Exercise
Show all lines of the listing that hold the word "this".

........

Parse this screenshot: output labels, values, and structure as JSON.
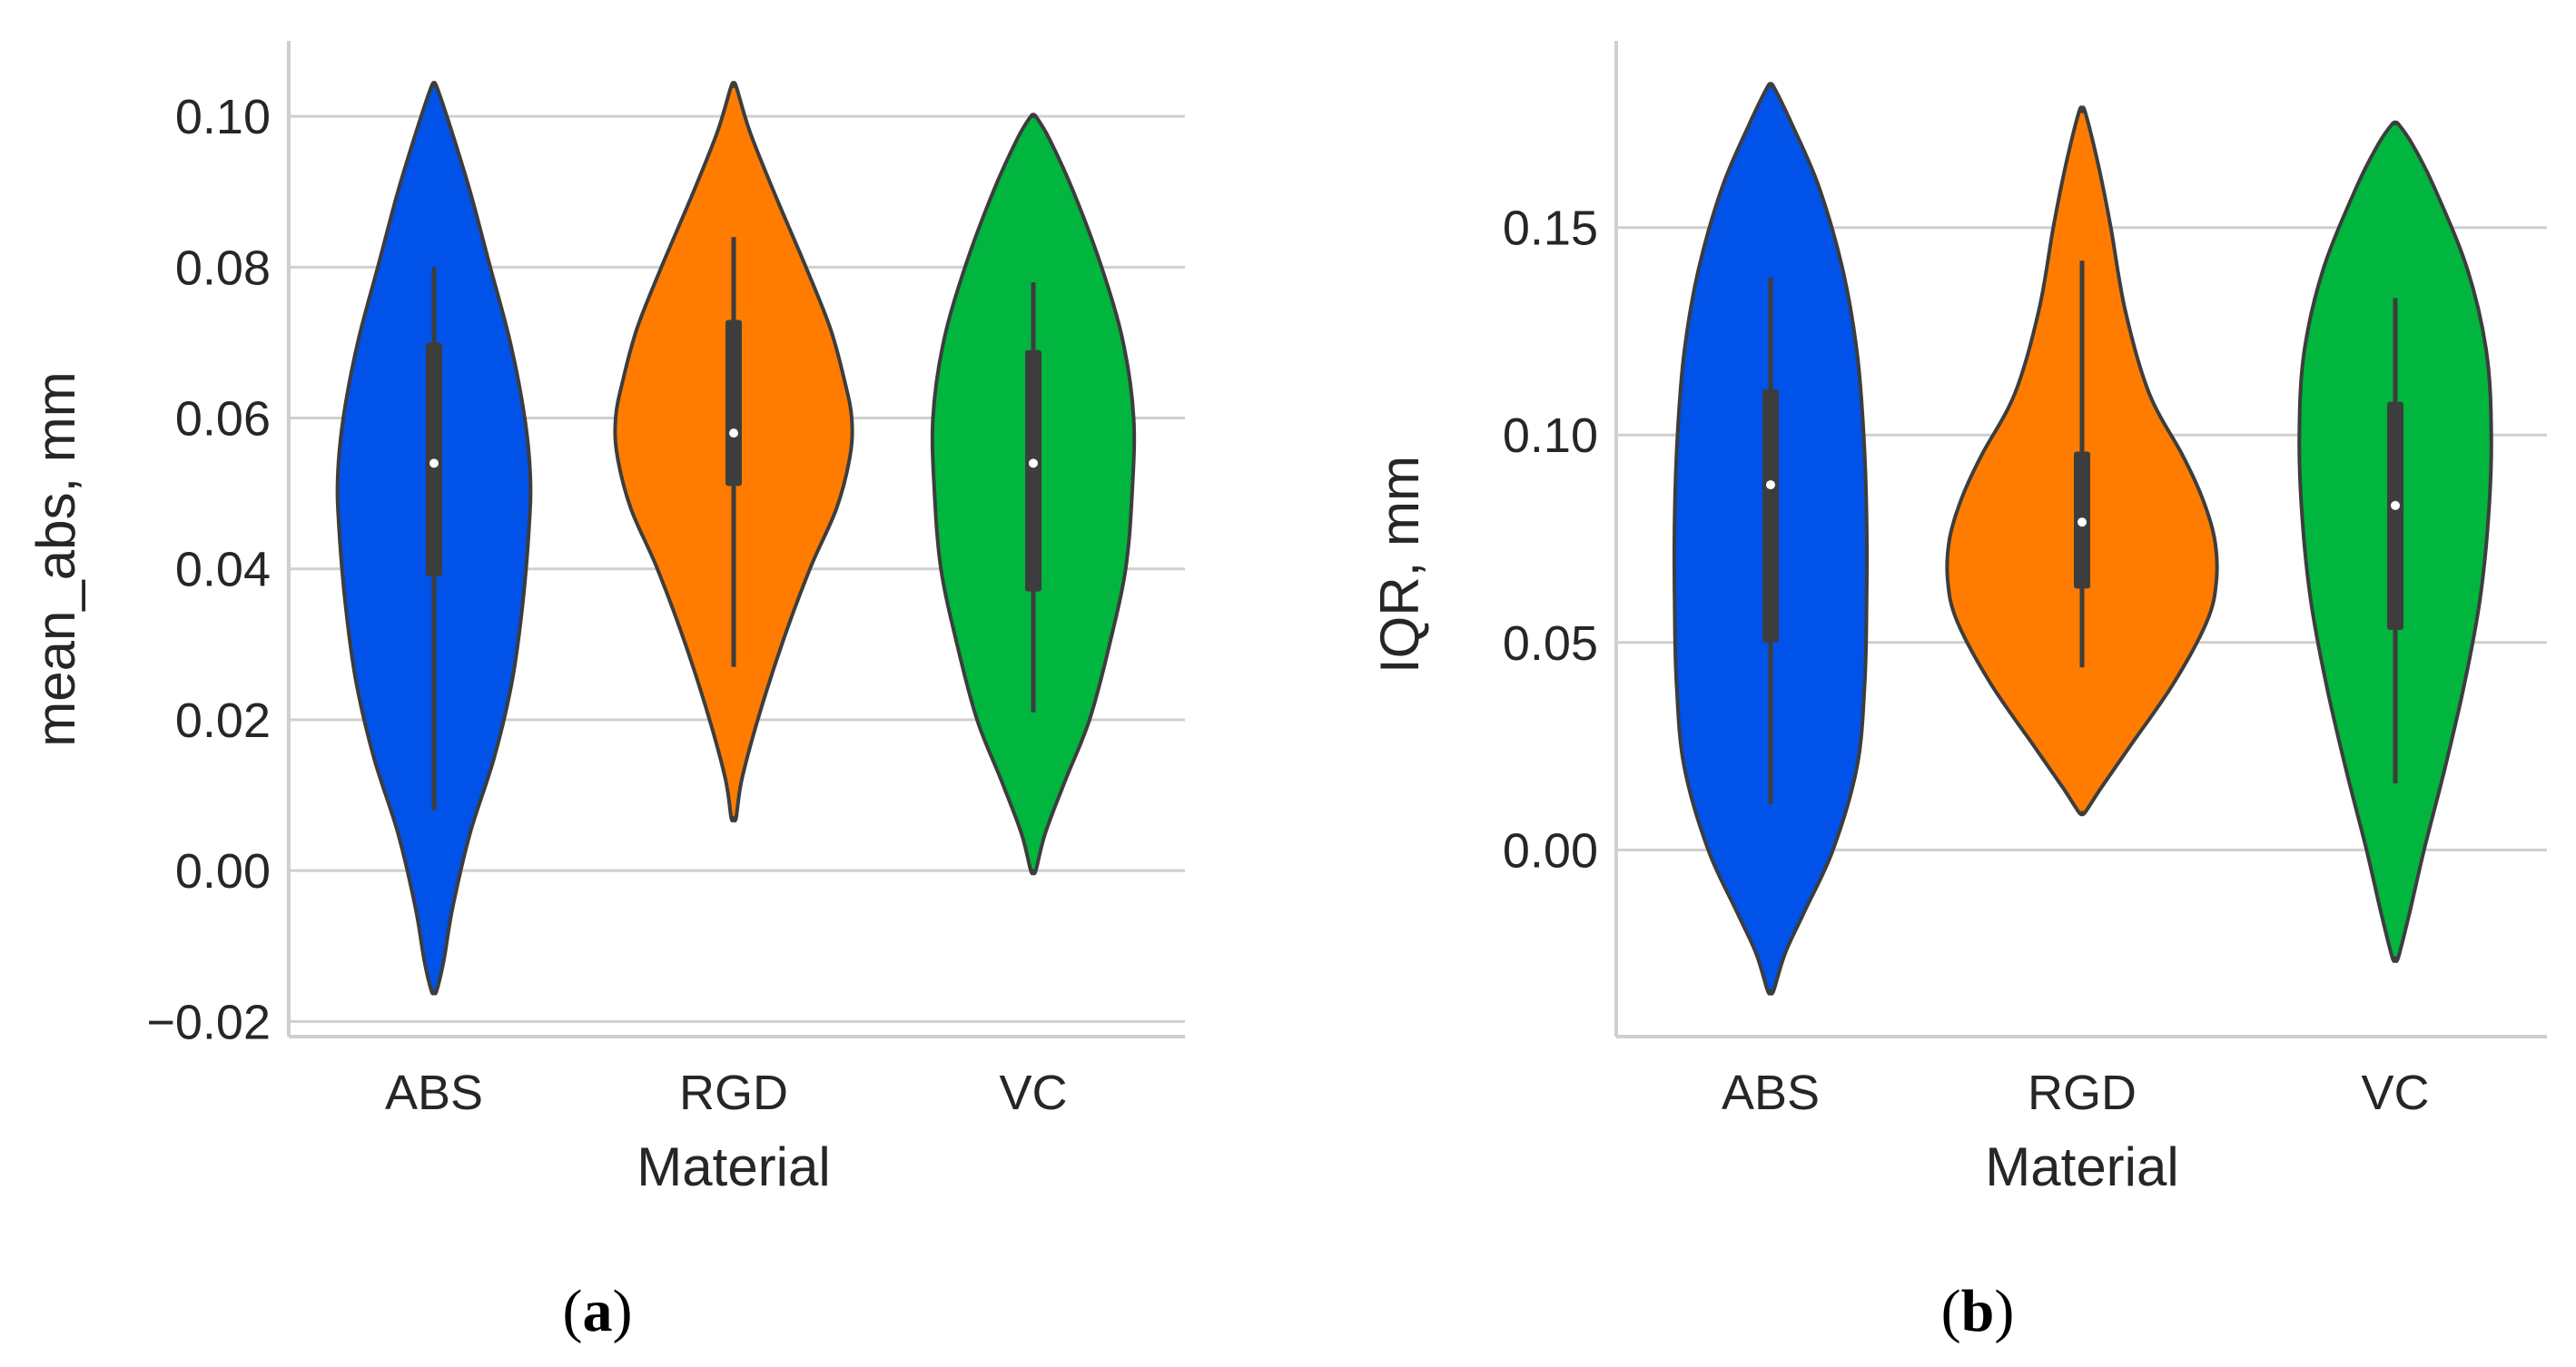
{
  "chart_data": [
    {
      "type": "violin",
      "panel_label": "a",
      "xlabel": "Material",
      "ylabel": "mean_abs, mm",
      "categories": [
        "ABS",
        "RGD",
        "VC"
      ],
      "ylim": [
        -0.022,
        0.11
      ],
      "yticks": [
        -0.02,
        0.0,
        0.02,
        0.04,
        0.06,
        0.08,
        0.1
      ],
      "ytick_labels": [
        "−0.02",
        "0.00",
        "0.02",
        "0.04",
        "0.06",
        "0.08",
        "0.10"
      ],
      "grid": "horizontal",
      "series": [
        {
          "category": "ABS",
          "color": "#0152e8",
          "median": 0.054,
          "q1": 0.039,
          "q3": 0.07,
          "whisker_low": 0.008,
          "whisker_high": 0.08,
          "profile": [
            [
              -0.016,
              0.003
            ],
            [
              -0.012,
              0.012
            ],
            [
              -0.005,
              0.023
            ],
            [
              0.005,
              0.045
            ],
            [
              0.015,
              0.075
            ],
            [
              0.025,
              0.097
            ],
            [
              0.035,
              0.11
            ],
            [
              0.045,
              0.118
            ],
            [
              0.052,
              0.12
            ],
            [
              0.06,
              0.113
            ],
            [
              0.07,
              0.095
            ],
            [
              0.08,
              0.07
            ],
            [
              0.09,
              0.045
            ],
            [
              0.098,
              0.022
            ],
            [
              0.104,
              0.003
            ]
          ]
        },
        {
          "category": "RGD",
          "color": "#ff7c00",
          "median": 0.058,
          "q1": 0.051,
          "q3": 0.073,
          "whisker_low": 0.027,
          "whisker_high": 0.084,
          "profile": [
            [
              0.007,
              0.003
            ],
            [
              0.012,
              0.01
            ],
            [
              0.02,
              0.03
            ],
            [
              0.03,
              0.06
            ],
            [
              0.04,
              0.095
            ],
            [
              0.048,
              0.128
            ],
            [
              0.055,
              0.145
            ],
            [
              0.06,
              0.147
            ],
            [
              0.065,
              0.138
            ],
            [
              0.072,
              0.12
            ],
            [
              0.08,
              0.09
            ],
            [
              0.09,
              0.05
            ],
            [
              0.098,
              0.02
            ],
            [
              0.104,
              0.003
            ]
          ]
        },
        {
          "category": "VC",
          "color": "#00b63e",
          "median": 0.054,
          "q1": 0.037,
          "q3": 0.069,
          "whisker_low": 0.021,
          "whisker_high": 0.078,
          "profile": [
            [
              0.0,
              0.003
            ],
            [
              0.005,
              0.015
            ],
            [
              0.012,
              0.04
            ],
            [
              0.02,
              0.07
            ],
            [
              0.03,
              0.095
            ],
            [
              0.04,
              0.115
            ],
            [
              0.05,
              0.123
            ],
            [
              0.06,
              0.125
            ],
            [
              0.07,
              0.112
            ],
            [
              0.08,
              0.085
            ],
            [
              0.09,
              0.05
            ],
            [
              0.097,
              0.02
            ],
            [
              0.1,
              0.003
            ]
          ]
        }
      ]
    },
    {
      "type": "violin",
      "panel_label": "b",
      "xlabel": "Material",
      "ylabel": "IQR, mm",
      "categories": [
        "ABS",
        "RGD",
        "VC"
      ],
      "ylim": [
        -0.045,
        0.195
      ],
      "yticks": [
        0.0,
        0.05,
        0.1,
        0.15
      ],
      "ytick_labels": [
        "0.00",
        "0.05",
        "0.10",
        "0.15"
      ],
      "grid": "horizontal",
      "series": [
        {
          "category": "ABS",
          "color": "#0152e8",
          "median": 0.088,
          "q1": 0.05,
          "q3": 0.111,
          "whisker_low": 0.011,
          "whisker_high": 0.138,
          "profile": [
            [
              -0.034,
              0.003
            ],
            [
              -0.025,
              0.015
            ],
            [
              -0.015,
              0.035
            ],
            [
              0.0,
              0.065
            ],
            [
              0.02,
              0.09
            ],
            [
              0.04,
              0.098
            ],
            [
              0.06,
              0.1
            ],
            [
              0.08,
              0.1
            ],
            [
              0.1,
              0.097
            ],
            [
              0.12,
              0.09
            ],
            [
              0.14,
              0.075
            ],
            [
              0.16,
              0.05
            ],
            [
              0.175,
              0.022
            ],
            [
              0.184,
              0.003
            ]
          ]
        },
        {
          "category": "RGD",
          "color": "#ff7c00",
          "median": 0.079,
          "q1": 0.063,
          "q3": 0.096,
          "whisker_low": 0.044,
          "whisker_high": 0.142,
          "profile": [
            [
              0.009,
              0.003
            ],
            [
              0.015,
              0.02
            ],
            [
              0.025,
              0.05
            ],
            [
              0.04,
              0.095
            ],
            [
              0.055,
              0.13
            ],
            [
              0.065,
              0.14
            ],
            [
              0.075,
              0.138
            ],
            [
              0.085,
              0.125
            ],
            [
              0.095,
              0.105
            ],
            [
              0.11,
              0.07
            ],
            [
              0.13,
              0.045
            ],
            [
              0.15,
              0.03
            ],
            [
              0.165,
              0.017
            ],
            [
              0.178,
              0.003
            ]
          ]
        },
        {
          "category": "VC",
          "color": "#00b63e",
          "median": 0.083,
          "q1": 0.053,
          "q3": 0.108,
          "whisker_low": 0.016,
          "whisker_high": 0.133,
          "profile": [
            [
              -0.026,
              0.003
            ],
            [
              -0.015,
              0.015
            ],
            [
              0.0,
              0.03
            ],
            [
              0.02,
              0.052
            ],
            [
              0.04,
              0.072
            ],
            [
              0.06,
              0.088
            ],
            [
              0.08,
              0.097
            ],
            [
              0.1,
              0.1
            ],
            [
              0.12,
              0.095
            ],
            [
              0.14,
              0.075
            ],
            [
              0.16,
              0.04
            ],
            [
              0.17,
              0.018
            ],
            [
              0.175,
              0.003
            ]
          ]
        }
      ]
    }
  ]
}
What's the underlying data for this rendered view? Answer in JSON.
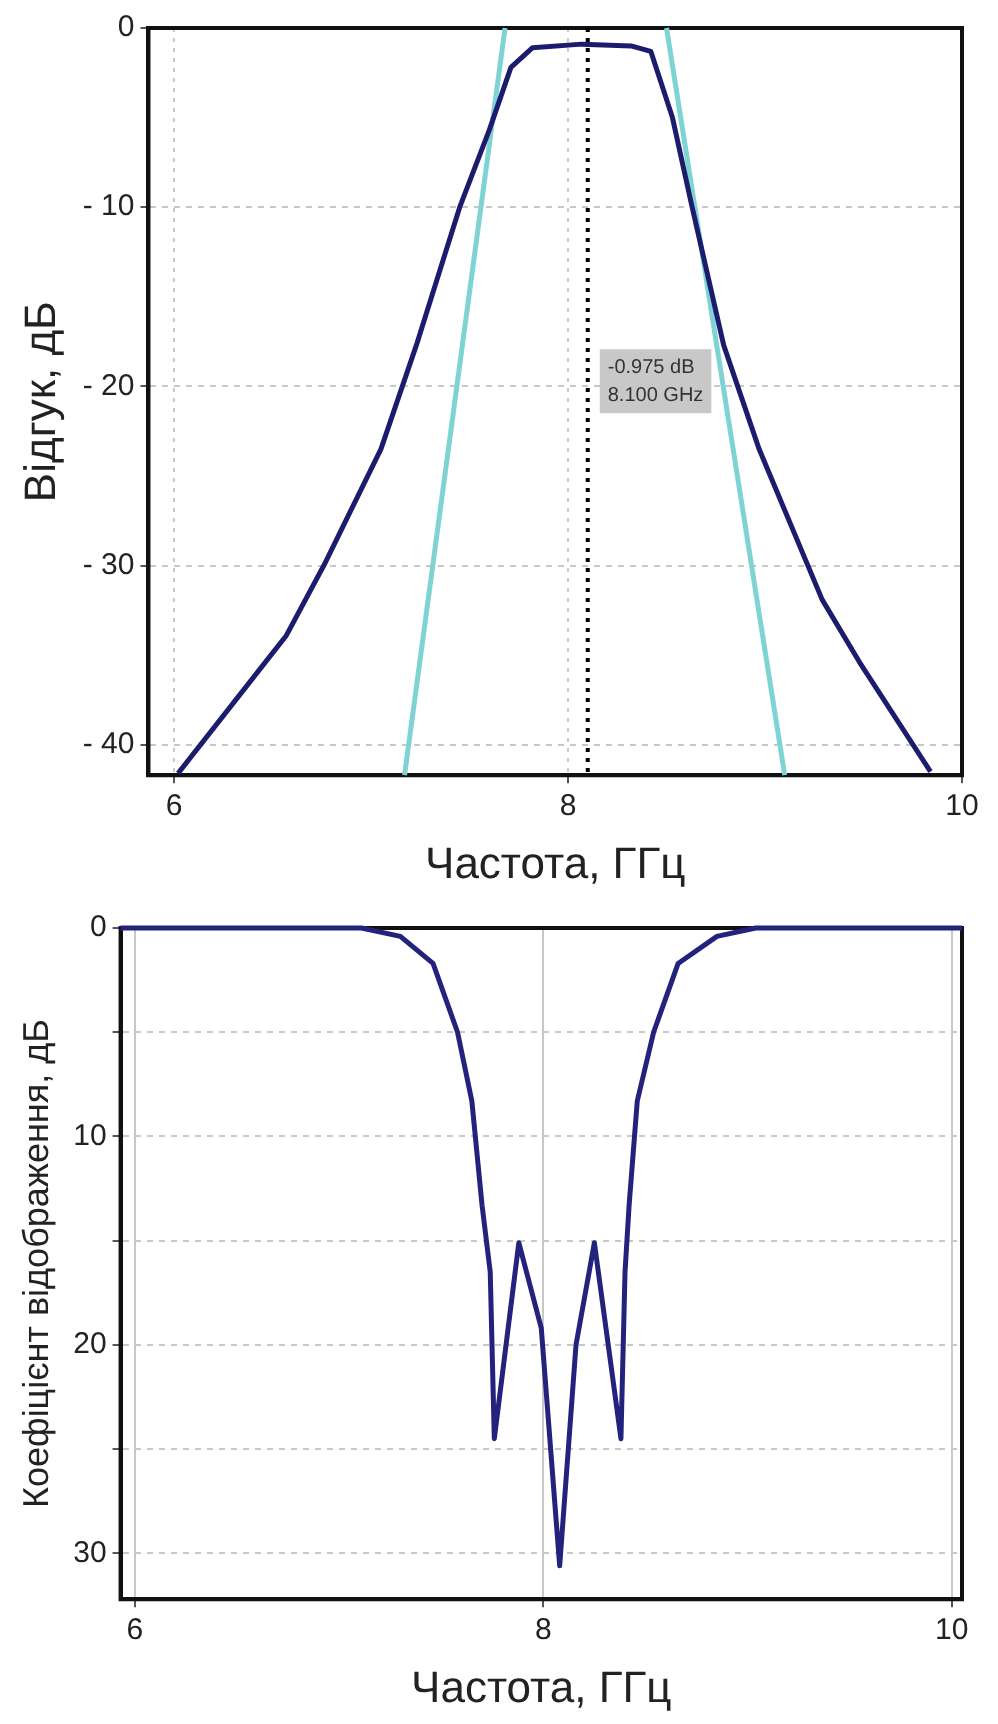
{
  "chart_data": [
    {
      "type": "line",
      "xlabel": "Частота, ГГц",
      "ylabel": "Відгук, дБ",
      "xlim": [
        5.87,
        10
      ],
      "ylim": [
        -41.7,
        0
      ],
      "xticks": [
        6,
        8,
        10
      ],
      "yticks": [
        0,
        {
          "value": -10,
          "label": "- 10"
        },
        {
          "value": -20,
          "label": "- 20"
        },
        {
          "value": -30,
          "label": "- 30"
        },
        {
          "value": -40,
          "label": "- 40"
        }
      ],
      "grid": true,
      "legend": false,
      "marker": "none",
      "line_style": "solid",
      "series": [
        {
          "color": "#1c1c6e",
          "x": [
            6.02,
            6.57,
            6.76,
            7.05,
            7.23,
            7.45,
            7.6,
            7.71,
            7.82,
            8.07,
            8.32,
            8.42,
            8.53,
            8.63,
            8.79,
            8.97,
            9.29,
            9.48,
            9.84
          ],
          "values": [
            -41.6,
            -33.9,
            -30,
            -23.5,
            -17.7,
            -10,
            -5.7,
            -2.2,
            -1.1,
            -0.9,
            -1.0,
            -1.3,
            -5,
            -10,
            -17.7,
            -23.5,
            -31.9,
            -35.4,
            -41.5
          ]
        },
        {
          "color": "#7fd3d3",
          "x": [
            7.17,
            7.68
          ],
          "values": [
            -41.7,
            0
          ]
        },
        {
          "color": "#7fd3d3",
          "x": [
            8.5,
            9.1
          ],
          "values": [
            0,
            -41.7
          ]
        }
      ],
      "ref_lines": [
        {
          "axis": "x",
          "value": 8.1,
          "color": "#000000",
          "line_style": "dotted"
        }
      ],
      "annotations": [
        "-0.975 dB",
        "8.100 GHz"
      ]
    },
    {
      "type": "line",
      "xlabel": "Частота, ГГц",
      "ylabel": "Коефіцієнт відображення, дБ",
      "xlim": [
        5.93,
        10.05
      ],
      "ylim": [
        32.2,
        0
      ],
      "xticks": [
        6,
        8,
        10
      ],
      "yticks": [
        0,
        {
          "value": 5,
          "label": null
        },
        10,
        {
          "value": 15,
          "label": null
        },
        20,
        {
          "value": 25,
          "label": null
        },
        30
      ],
      "grid": true,
      "legend": false,
      "marker": "none",
      "line_style": "solid",
      "series": [
        {
          "color": "#23237e",
          "x": [
            5.93,
            6.5,
            7.11,
            7.3,
            7.46,
            7.58,
            7.65,
            7.7,
            7.74,
            7.76,
            7.88,
            7.99,
            8.08,
            8.16,
            8.25,
            8.38,
            8.4,
            8.42,
            8.46,
            8.54,
            8.66,
            8.85,
            9.04,
            9.5,
            10.05
          ],
          "values": [
            0,
            0,
            0,
            0.4,
            1.7,
            5,
            8.3,
            13.3,
            16.5,
            24.5,
            15.1,
            19.2,
            30.6,
            20,
            15.1,
            24.5,
            16.5,
            13.3,
            8.3,
            5,
            1.7,
            0.4,
            0,
            0,
            0
          ]
        }
      ]
    }
  ]
}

........

Correct response
Parse this screenshot: output labels, values, and structure as JSON.
What's the underlying data for this rendered view? Answer in JSON.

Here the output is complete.